WRITTEN EXERCISE
Identify every line containing the word "prescribed" and reproduce each one.

***

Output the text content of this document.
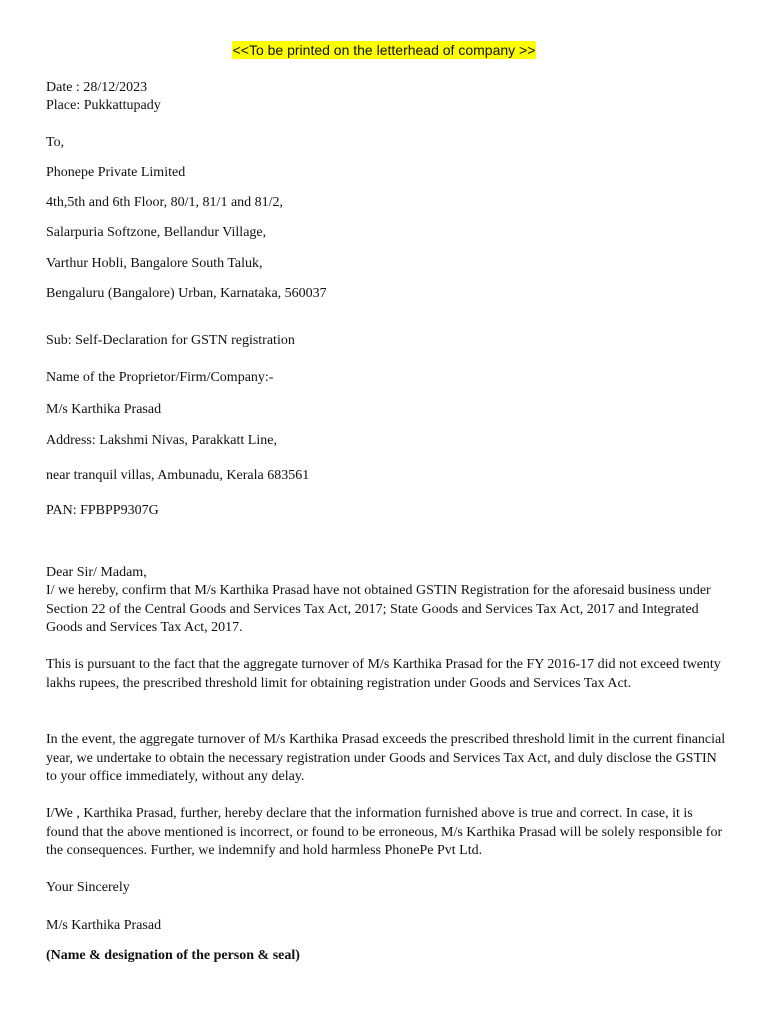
<<To be printed on the letterhead of company >>
Date : 28/12/2023
Place: Pukkattupady
To,
Phonepe Private Limited
4th,5th and 6th Floor, 80/1, 81/1 and 81/2,
Salarpuria Softzone, Bellandur Village,
Varthur Hobli, Bangalore South Taluk,
Bengaluru (Bangalore) Urban, Karnataka, 560037
Sub: Self-Declaration for GSTN registration
Name of the Proprietor/Firm/Company:-
M/s Karthika Prasad
Address: Lakshmi Nivas, Parakkatt Line,
near tranquil villas, Ambunadu, Kerala 683561
PAN: FPBPP9307G
Dear Sir/ Madam,
I/ we hereby, confirm that M/s Karthika Prasad have not obtained GSTIN Registration for the aforesaid business under Section 22 of the Central Goods and Services Tax Act, 2017; State Goods and Services Tax Act, 2017 and Integrated Goods and Services Tax Act, 2017.
This is pursuant to the fact that the aggregate turnover of M/s Karthika Prasad for the FY 2016-17 did not exceed twenty lakhs rupees, the prescribed threshold limit for obtaining registration under Goods and Services Tax Act.
In the event, the aggregate turnover of M/s Karthika Prasad exceeds the prescribed threshold limit in the current financial year, we undertake to obtain the necessary registration under Goods and Services Tax Act, and duly disclose the GSTIN to your office immediately, without any delay.
I/We , Karthika Prasad, further, hereby declare that the information furnished above is true and correct. In case, it is found that the above mentioned is incorrect, or found to be erroneous, M/s Karthika Prasad will be solely responsible for the consequences. Further, we indemnify and hold harmless PhonePe Pvt Ltd.
Your Sincerely
M/s Karthika Prasad
(Name & designation of the person & seal)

***

FINISHED EXERCISE
This is pursuant to the fact that the aggregate turnover of M/s Karthika Prasad for the FY 2016-17 did not exceed twenty lakhs rupees, the prescribed threshold limit for obtaining registration under Goods and Services Tax Act.
In the event, the aggregate turnover of M/s Karthika Prasad exceeds the prescribed threshold limit in the current financial year, we undertake to obtain the necessary registration under Goods and Services Tax Act, and duly disclose the GSTIN to your office immediately, without any delay.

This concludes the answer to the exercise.